Exercise data:
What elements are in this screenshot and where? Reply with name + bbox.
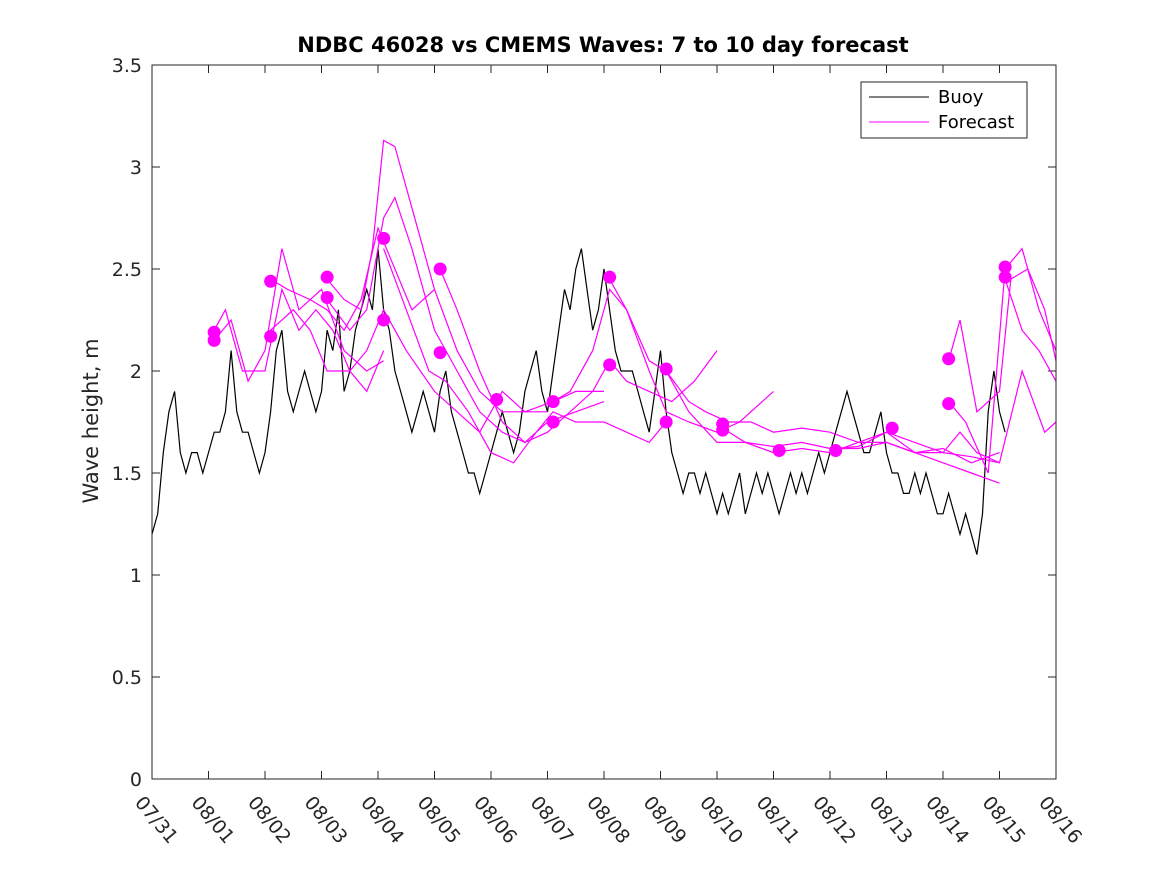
- forecast-point: [998, 260, 1012, 274]
- forecast-line: [213, 287, 385, 393]
- forecast-point: [942, 352, 956, 366]
- forecast-point: [433, 262, 447, 276]
- y-tick-label: 0: [130, 769, 142, 791]
- forecast-point: [829, 444, 843, 458]
- forecast-point: [546, 395, 560, 409]
- legend-forecast-label: Forecast: [938, 112, 1014, 133]
- forecast-point: [320, 270, 334, 284]
- legend: Buoy Forecast: [860, 81, 1028, 139]
- forecast-point: [998, 270, 1012, 284]
- forecast-point: [490, 393, 504, 407]
- y-axis-label: Wave height, m: [79, 338, 103, 503]
- forecast-point: [207, 333, 221, 347]
- buoy-line: [151, 248, 1006, 555]
- forecast-point: [320, 291, 334, 305]
- data-series: [151, 139, 1057, 555]
- y-tick-label: 1.5: [112, 463, 142, 485]
- forecast-line: [948, 268, 1057, 413]
- forecast-point: [603, 270, 617, 284]
- forecast-point: [546, 415, 560, 429]
- forecast-line: [552, 288, 774, 433]
- forecast-point: [885, 421, 899, 435]
- y-tick-label: 1: [130, 565, 142, 587]
- forecast-point: [659, 362, 673, 376]
- forecast-line: [213, 248, 384, 383]
- forecast-point: [377, 231, 391, 245]
- forecast-line: [722, 427, 1000, 484]
- legend-box: [860, 81, 1028, 139]
- forecast-line: [326, 139, 604, 413]
- y-tick-label: 0.5: [112, 667, 142, 689]
- legend-buoy-label: Buoy: [938, 87, 984, 108]
- forecast-point: [659, 415, 673, 429]
- forecast-line: [383, 248, 667, 464]
- forecast-point: [772, 444, 786, 458]
- forecast-point: [377, 313, 391, 327]
- forecast-line: [439, 268, 718, 444]
- forecast-point: [264, 329, 278, 343]
- chart-title: NDBC 46028 vs CMEMS Waves: 7 to 10 day f…: [297, 33, 908, 57]
- forecast-point: [264, 274, 278, 288]
- forecast-point: [433, 346, 447, 360]
- y-tick-label: 3: [130, 157, 142, 179]
- y-tick-label: 3.5: [112, 55, 142, 77]
- forecast-line: [270, 226, 435, 332]
- forecast-line: [835, 368, 1057, 464]
- y-tick-label: 2: [130, 361, 142, 383]
- forecast-point: [942, 397, 956, 411]
- y-tick-label: 2.5: [112, 259, 142, 281]
- forecast-point: [716, 423, 730, 437]
- forecast-line: [1004, 279, 1057, 382]
- plot-frame: [151, 64, 1057, 780]
- forecast-point: [603, 358, 617, 372]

Task instructions:
Retype the lines of the items, starting with the line that contains "- forecast-point: [998, 260, 1012, 274]" and going on through the line that contains "- forecast-point: [998, 270, 1012, 284]", with both of those lines included.

Written solution:
- forecast-point: [998, 260, 1012, 274]
- forecast-line: [213, 287, 385, 393]
- forecast-point: [942, 352, 956, 366]
- forecast-point: [433, 262, 447, 276]
- y-tick-label: 0: [130, 769, 142, 791]
- forecast-point: [829, 444, 843, 458]
- forecast-point: [546, 395, 560, 409]
- legend-forecast-label: Forecast: [938, 112, 1014, 133]
- forecast-point: [320, 270, 334, 284]
- legend: Buoy Forecast: [860, 81, 1028, 139]
- forecast-point: [998, 270, 1012, 284]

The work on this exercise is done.